— Start DATA —
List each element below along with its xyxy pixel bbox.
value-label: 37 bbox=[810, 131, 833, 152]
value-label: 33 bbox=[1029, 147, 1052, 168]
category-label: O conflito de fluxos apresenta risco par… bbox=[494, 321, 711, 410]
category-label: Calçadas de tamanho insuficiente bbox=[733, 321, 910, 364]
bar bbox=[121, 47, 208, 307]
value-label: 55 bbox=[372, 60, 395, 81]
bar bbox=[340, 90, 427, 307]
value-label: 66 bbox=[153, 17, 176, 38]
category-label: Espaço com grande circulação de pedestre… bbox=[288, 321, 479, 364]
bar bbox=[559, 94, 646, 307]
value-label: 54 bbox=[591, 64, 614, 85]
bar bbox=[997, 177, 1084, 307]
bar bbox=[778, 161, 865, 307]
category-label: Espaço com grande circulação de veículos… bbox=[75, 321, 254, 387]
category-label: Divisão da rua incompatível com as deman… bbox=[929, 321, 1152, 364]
— End DATA —
(EXERCISE PROMPT): Copy the material character for character from its first line down to the line that contains "bar bbox=[121, 47, 208, 307]", including that line.

(CORRECT ANSWER):
List each element below along with its xyxy pixel bbox.
value-label: 37 bbox=[810, 131, 833, 152]
value-label: 33 bbox=[1029, 147, 1052, 168]
category-label: O conflito de fluxos apresenta risco par… bbox=[494, 321, 711, 410]
category-label: Calçadas de tamanho insuficiente bbox=[733, 321, 910, 364]
bar bbox=[121, 47, 208, 307]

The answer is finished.